# WHAT IS NEEDED:
Report only how many lines of the entries below contain the string "题型预测".

# PROVIDED DATA:
## START

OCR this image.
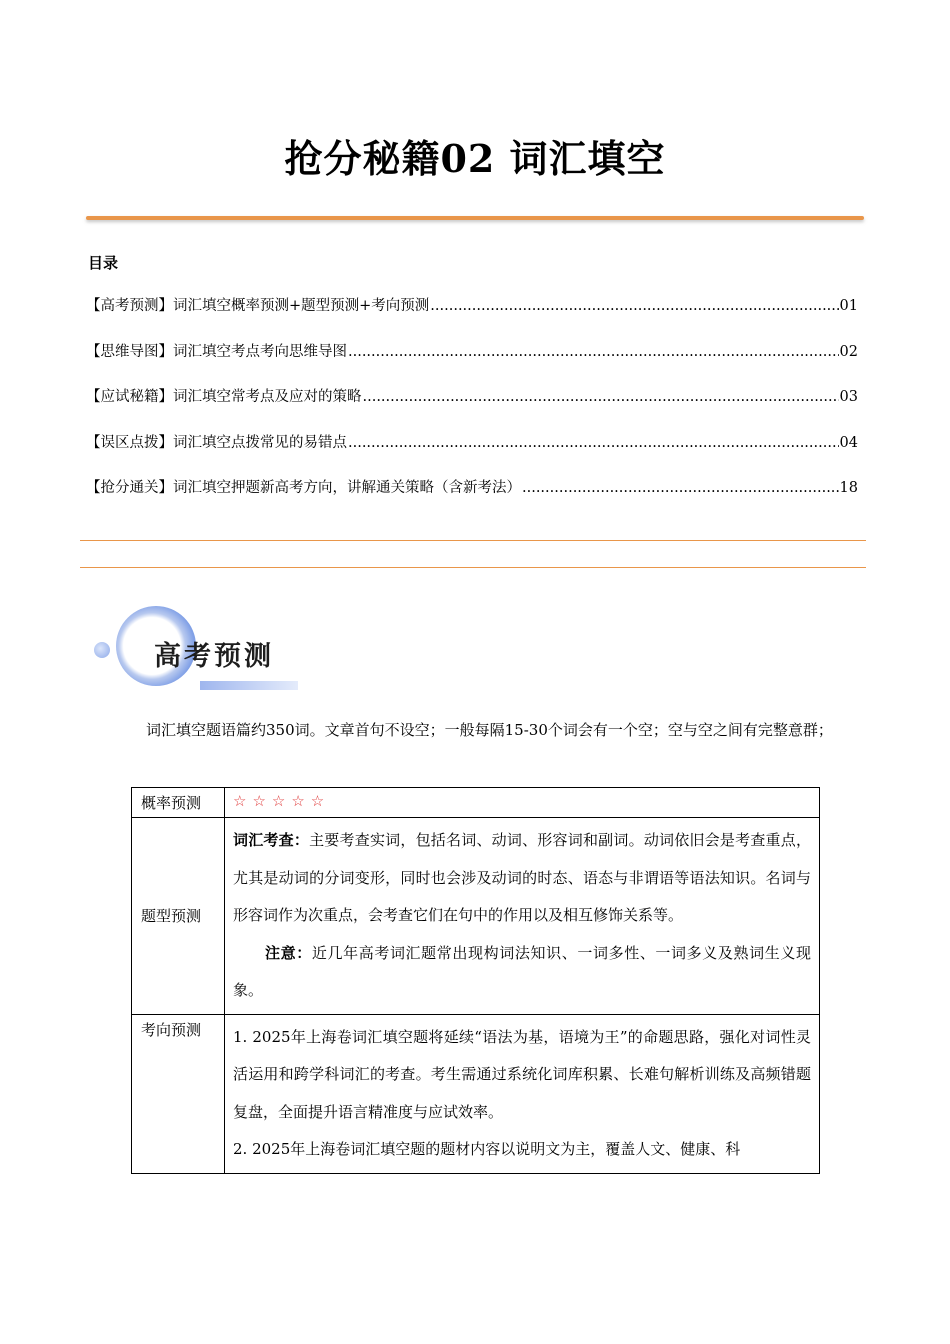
抢分秘籍02 词汇填空
目录
【高考预测】词汇填空概率预测+题型预测+考向预测 .....	01
【思维导图】词汇填空考点考向思维导图 .....	02
【应试秘籍】词汇填空常考点及应对的策略 .....	03
【误区点拨】词汇填空点拨常见的易错点 .....	04
【抢分通关】词汇填空押题新高考方向，讲解通关策略（含新考法） .....	18
高考预测
词汇填空题语篇约350词。文章首句不设空；一般每隔15-30个词会有一个空；空与空之间有完整意群；
概率预测	☆☆☆☆☆
题型预测	词汇考查：主要考查实词，包括名词、动词、形容词和副词。动词依旧会是考查重点，尤其是动词的分词变形，同时也会涉及动词的时态、语态与非谓语等语法知识。名词与形容词作为次重点，会考查它们在句中的作用以及相互修饰关系等。

注意：近几年高考词汇题常出现构词法知识、一词多性、一词多义及熟词生义现象。

考向预测	1. 2025年上海卷词汇填空题将延续“语法为基，语境为王”的命题思路，强化对词性灵活运用和跨学科词汇的考查。考生需通过系统化词库积累、长难句解析训练及高频错题复盘，全面提升语言精准度与应试效率。

2. 2025年上海卷词汇填空题的题材内容以说明文为主，覆盖人文、健康、科
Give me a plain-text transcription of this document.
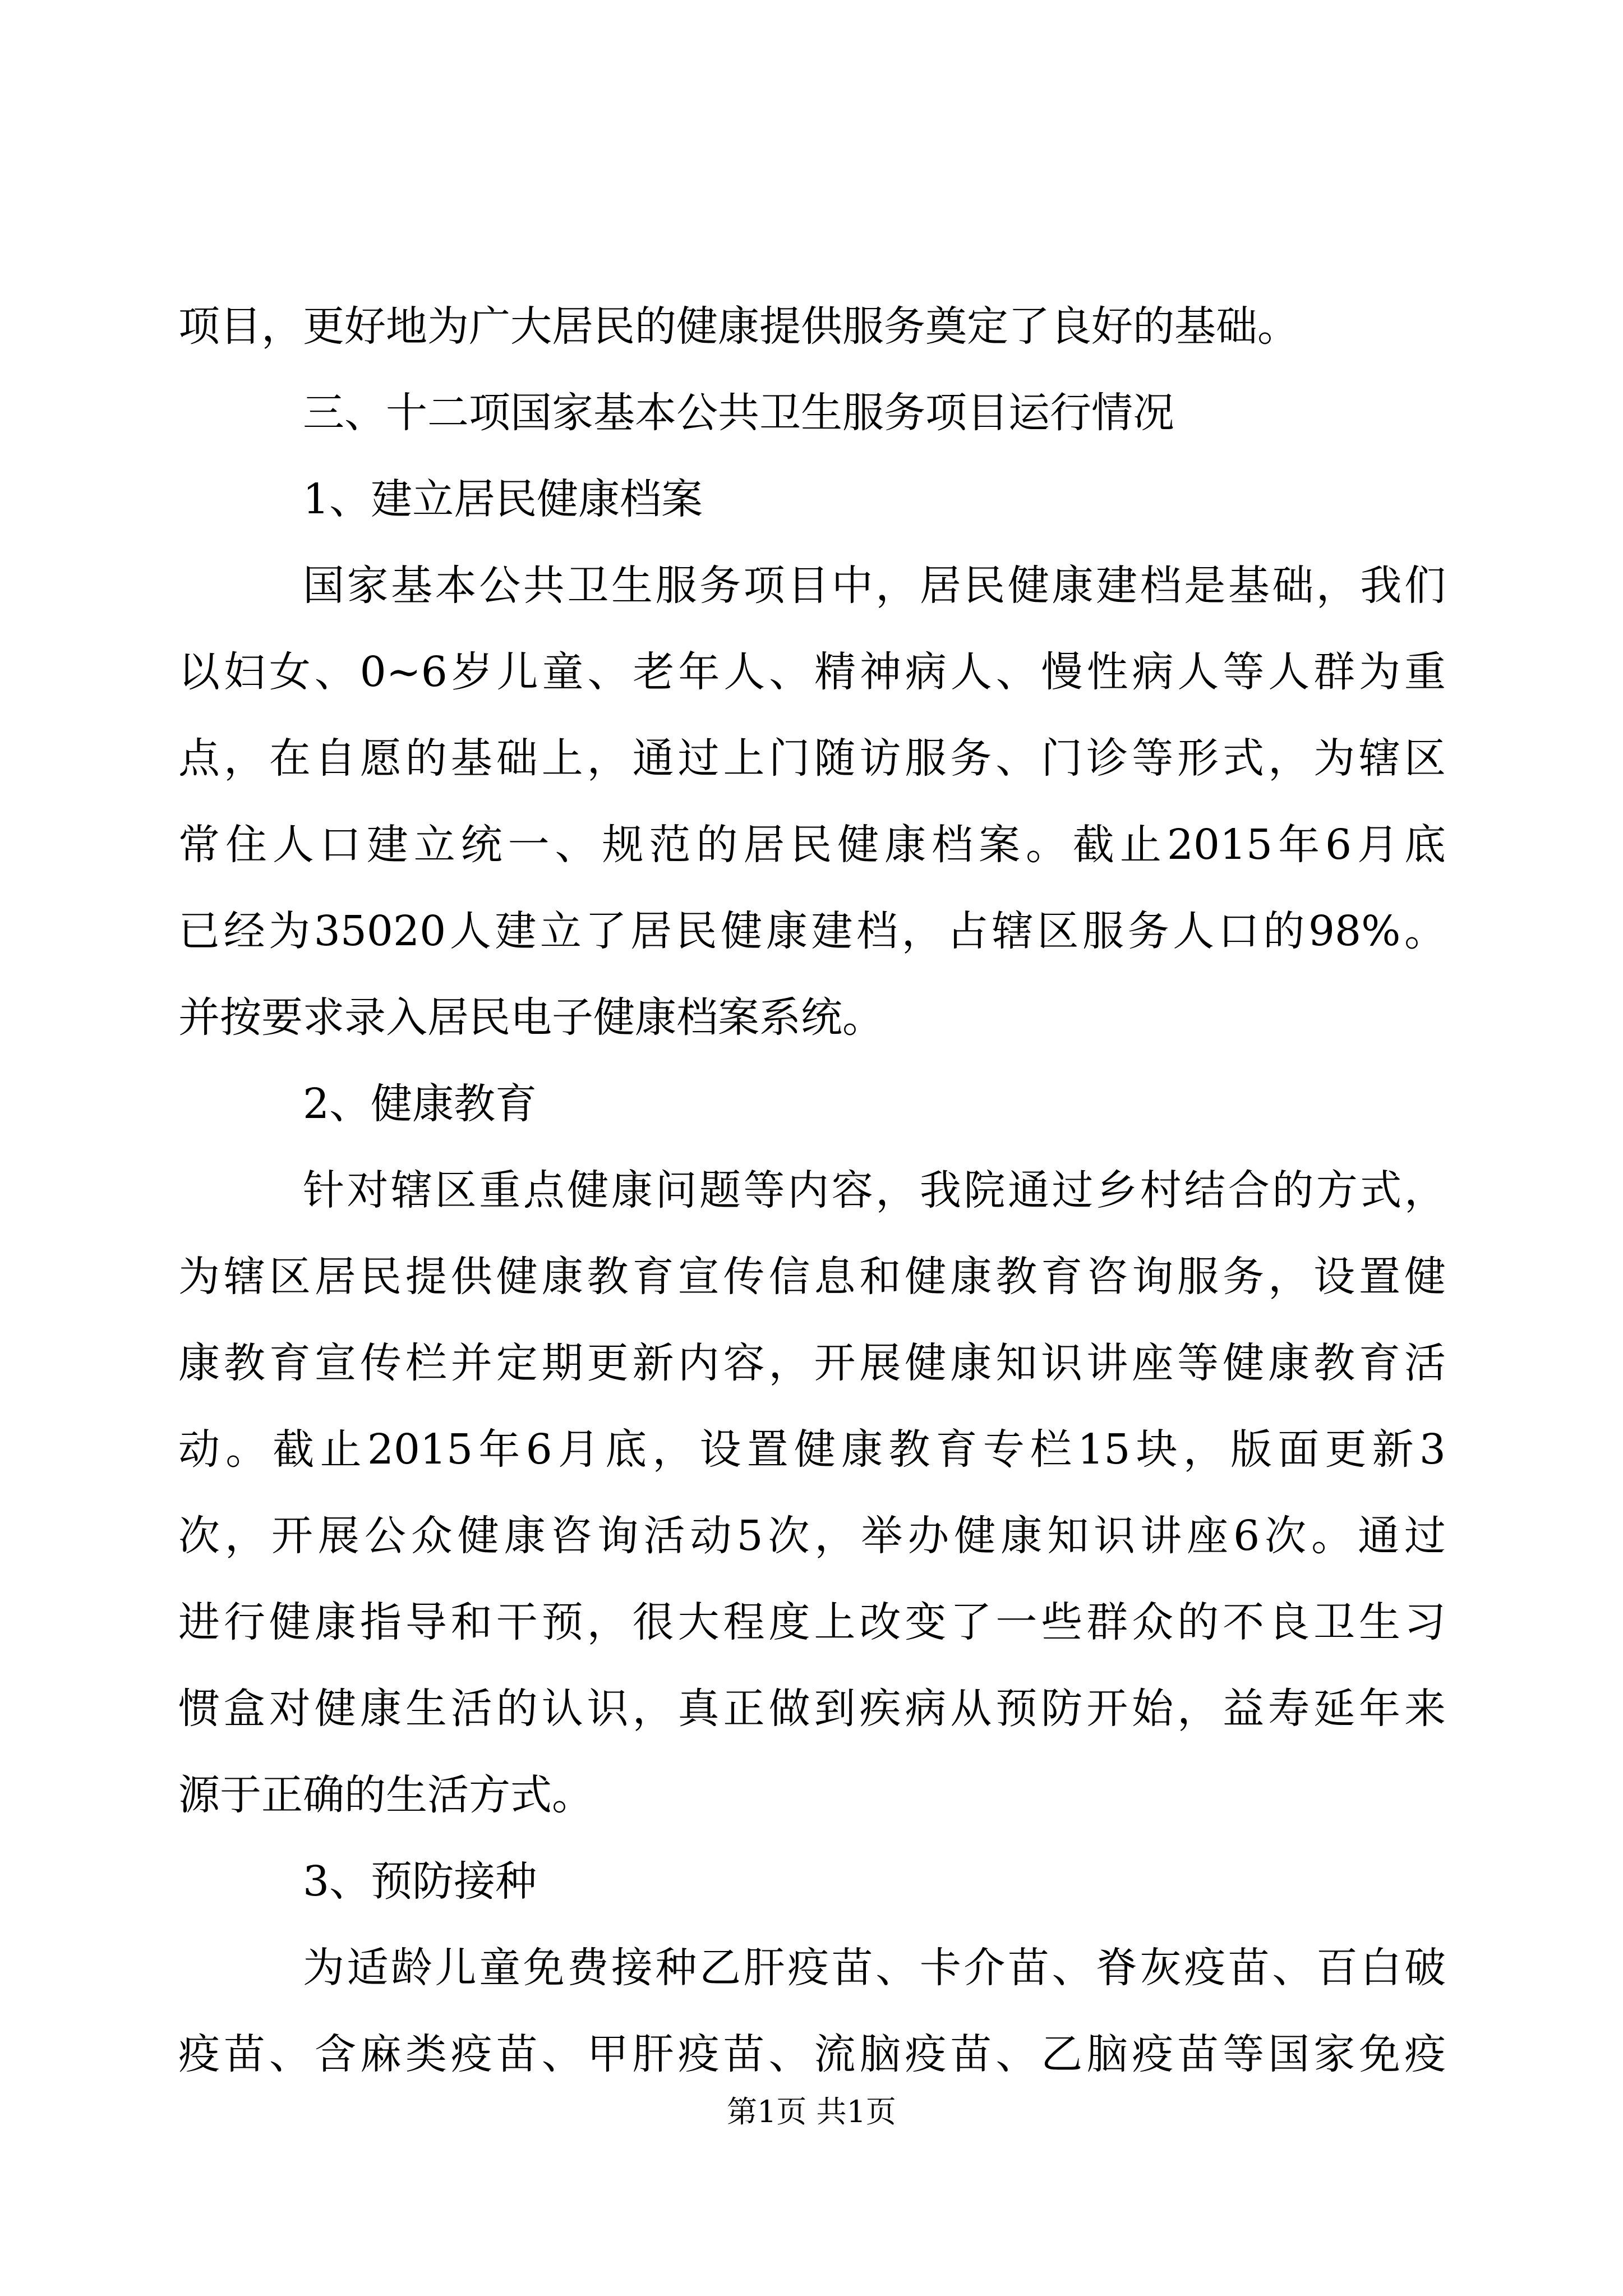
项目，更好地为广大居民的健康提供服务奠定了良好的基础。
三、十二项国家基本公共卫生服务项目运行情况
1、建立居民健康档案
国家基本公共卫生服务项目中，居民健康建档是基础，我们
以妇女、0~6岁儿童、老年人、精神病人、慢性病人等人群为重
点，在自愿的基础上，通过上门随访服务、门诊等形式，为辖区
常住人口建立统一、规范的居民健康档案。截止2015年6月底
已经为35020人建立了居民健康建档，占辖区服务人口的98%。
并按要求录入居民电子健康档案系统。
2、健康教育
针对辖区重点健康问题等内容，我院通过乡村结合的方式，
为辖区居民提供健康教育宣传信息和健康教育咨询服务，设置健
康教育宣传栏并定期更新内容，开展健康知识讲座等健康教育活
动。截止2015年6月底，设置健康教育专栏15块，版面更新3
次，开展公众健康咨询活动5次，举办健康知识讲座6次。通过
进行健康指导和干预，很大程度上改变了一些群众的不良卫生习
惯盒对健康生活的认识，真正做到疾病从预防开始，益寿延年来
源于正确的生活方式。
3、预防接种
为适龄儿童免费接种乙肝疫苗、卡介苗、脊灰疫苗、百白破
疫苗、含麻类疫苗、甲肝疫苗、流脑疫苗、乙脑疫苗等国家免疫
第1页 共1页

## END

# TASK SOLUTION:
2